** Begin **

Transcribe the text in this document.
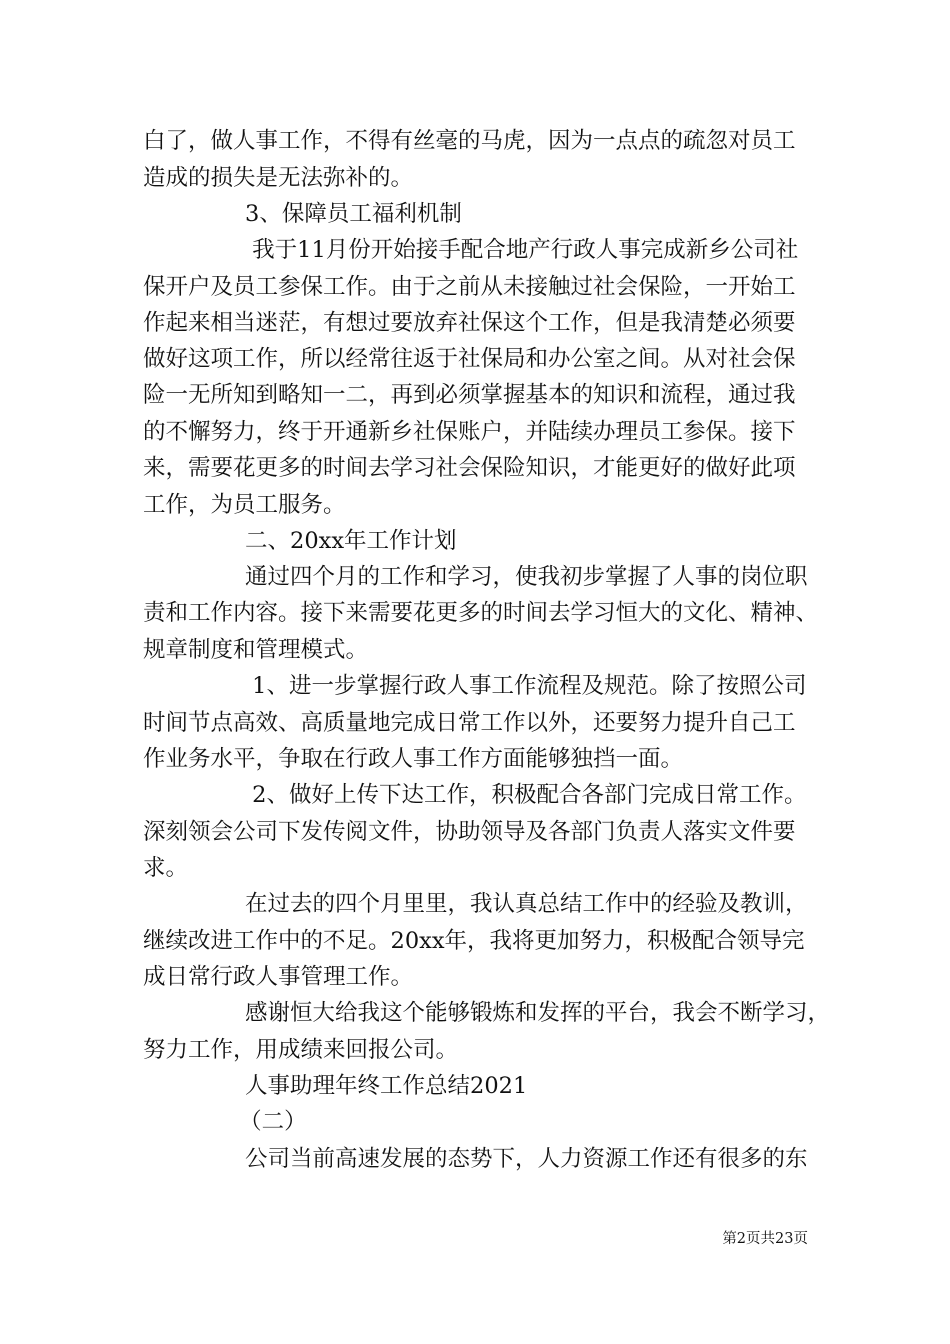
白了，做人事工作，不得有丝毫的马虎，因为一点点的疏忽对员工
造成的损失是无法弥补的。
3、保障员工福利机制
我于11月份开始接手配合地产行政人事完成新乡公司社
保开户及员工参保工作。由于之前从未接触过社会保险，一开始工
作起来相当迷茫，有想过要放弃社保这个工作，但是我清楚必须要
做好这项工作，所以经常往返于社保局和办公室之间。从对社会保
险一无所知到略知一二，再到必须掌握基本的知识和流程，通过我
的不懈努力，终于开通新乡社保账户，并陆续办理员工参保。接下
来，需要花更多的时间去学习社会保险知识，才能更好的做好此项
工作，为员工服务。
二、20xx年工作计划
通过四个月的工作和学习，使我初步掌握了人事的岗位职
责和工作内容。接下来需要花更多的时间去学习恒大的文化、精神、
规章制度和管理模式。
1、进一步掌握行政人事工作流程及规范。除了按照公司
时间节点高效、高质量地完成日常工作以外，还要努力提升自己工
作业务水平，争取在行政人事工作方面能够独挡一面。
2、做好上传下达工作，积极配合各部门完成日常工作。
深刻领会公司下发传阅文件，协助领导及各部门负责人落实文件要
求。
在过去的四个月里里，我认真总结工作中的经验及教训，
继续改进工作中的不足。20xx年，我将更加努力，积极配合领导完
成日常行政人事管理工作。
感谢恒大给我这个能够锻炼和发挥的平台，我会不断学习，
努力工作，用成绩来回报公司。
人事助理年终工作总结2021
（二）
公司当前高速发展的态势下，人力资源工作还有很多的东
第2页共23页
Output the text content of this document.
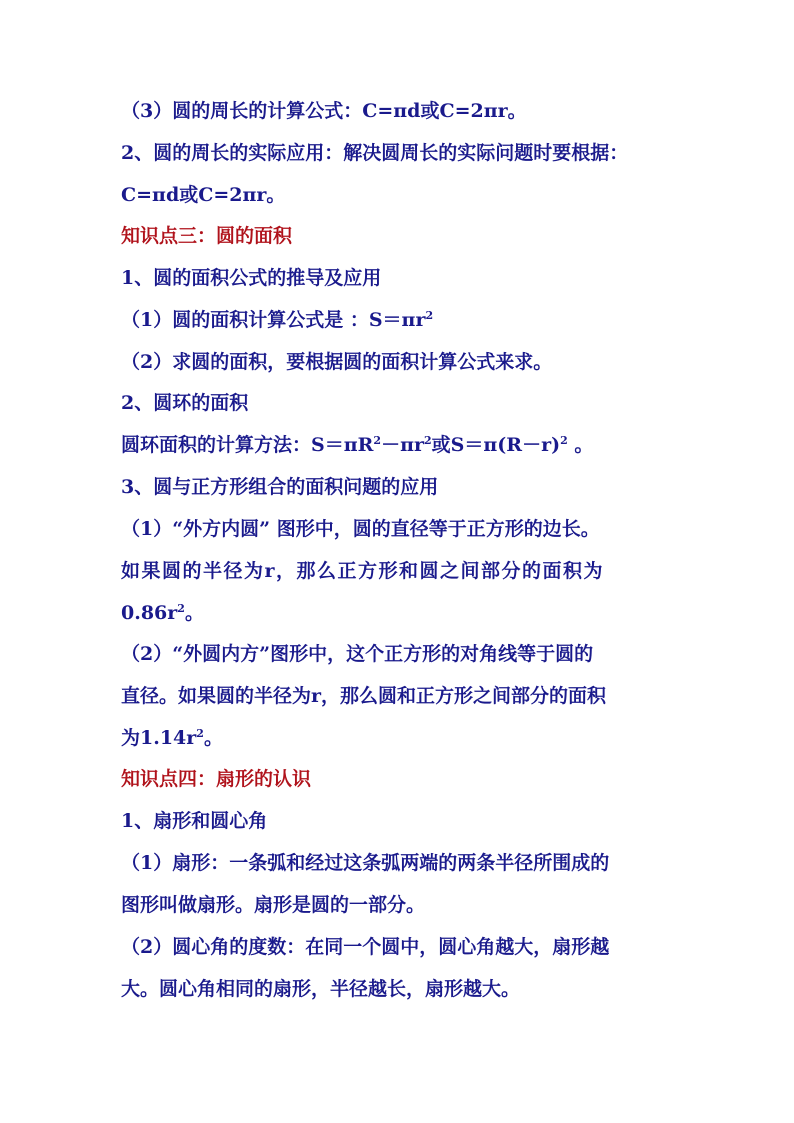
（3）圆的周长的计算公式：C=πd或C=2πr。
2、圆的周长的实际应用：解决圆周长的实际问题时要根据：
C=πd或C=2πr。
知识点三：圆的面积
1、圆的面积公式的推导及应用
（1）圆的面积计算公式是 ：$S=\pi r^2$
（2）求圆的面积，要根据圆的面积计算公式来求。
2、圆环的面积
圆环面积的计算方法：$S=\pi R^2-\pi r^2$或$S=\pi(R-r)^2$ 。
3、圆与正方形组合的面积问题的应用
（1）“外方内圆” 图形中，圆的直径等于正方形的边长。
如果圆的半径为r，那么正方形和圆之间部分的面积为
$0.86r^2$。
（2）“外圆内方”图形中，这个正方形的对角线等于圆的
直径。如果圆的半径为r，那么圆和正方形之间部分的面积
为$1.14r^2$。
知识点四：扇形的认识
1、扇形和圆心角
（1）扇形：一条弧和经过这条弧两端的两条半径所围成的
图形叫做扇形。扇形是圆的一部分。
（2）圆心角的度数：在同一个圆中，圆心角越大，扇形越
大。圆心角相同的扇形，半径越长，扇形越大。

** End **

▶ **WHAT NEEDS TO BE DONE**
Write the records out again in full, exactly, and skip every picture.

▶ **EXERCISE SOLUTION**
Transcribe the text in this document.
白了，做人事工作，不得有丝毫的马虎，因为一点点的疏忽对员工
造成的损失是无法弥补的。
3、保障员工福利机制
我于11月份开始接手配合地产行政人事完成新乡公司社
保开户及员工参保工作。由于之前从未接触过社会保险，一开始工
作起来相当迷茫，有想过要放弃社保这个工作，但是我清楚必须要
做好这项工作，所以经常往返于社保局和办公室之间。从对社会保
险一无所知到略知一二，再到必须掌握基本的知识和流程，通过我
的不懈努力，终于开通新乡社保账户，并陆续办理员工参保。接下
来，需要花更多的时间去学习社会保险知识，才能更好的做好此项
工作，为员工服务。
二、20xx年工作计划
通过四个月的工作和学习，使我初步掌握了人事的岗位职
责和工作内容。接下来需要花更多的时间去学习恒大的文化、精神、
规章制度和管理模式。
1、进一步掌握行政人事工作流程及规范。除了按照公司
时间节点高效、高质量地完成日常工作以外，还要努力提升自己工
作业务水平，争取在行政人事工作方面能够独挡一面。
2、做好上传下达工作，积极配合各部门完成日常工作。
深刻领会公司下发传阅文件，协助领导及各部门负责人落实文件要
求。
在过去的四个月里里，我认真总结工作中的经验及教训，
继续改进工作中的不足。20xx年，我将更加努力，积极配合领导完
成日常行政人事管理工作。
感谢恒大给我这个能够锻炼和发挥的平台，我会不断学习，
努力工作，用成绩来回报公司。
人事助理年终工作总结2021
（二）
公司当前高速发展的态势下，人力资源工作还有很多的东
第2页共23页
Output the text content of this document.
（3）圆的周长的计算公式：C=πd或C=2πr。
2、圆的周长的实际应用：解决圆周长的实际问题时要根据：
C=πd或C=2πr。
知识点三：圆的面积
1、圆的面积公式的推导及应用
（1）圆的面积计算公式是 ：$S=\pi r^2$
（2）求圆的面积，要根据圆的面积计算公式来求。
2、圆环的面积
圆环面积的计算方法：$S=\pi R^2-\pi r^2$或$S=\pi(R-r)^2$ 。
3、圆与正方形组合的面积问题的应用
（1）“外方内圆” 图形中，圆的直径等于正方形的边长。
如果圆的半径为r，那么正方形和圆之间部分的面积为
$0.86r^2$。
（2）“外圆内方”图形中，这个正方形的对角线等于圆的
直径。如果圆的半径为r，那么圆和正方形之间部分的面积
为$1.14r^2$。
知识点四：扇形的认识
1、扇形和圆心角
（1）扇形：一条弧和经过这条弧两端的两条半径所围成的
图形叫做扇形。扇形是圆的一部分。
（2）圆心角的度数：在同一个圆中，圆心角越大，扇形越
大。圆心角相同的扇形，半径越长，扇形越大。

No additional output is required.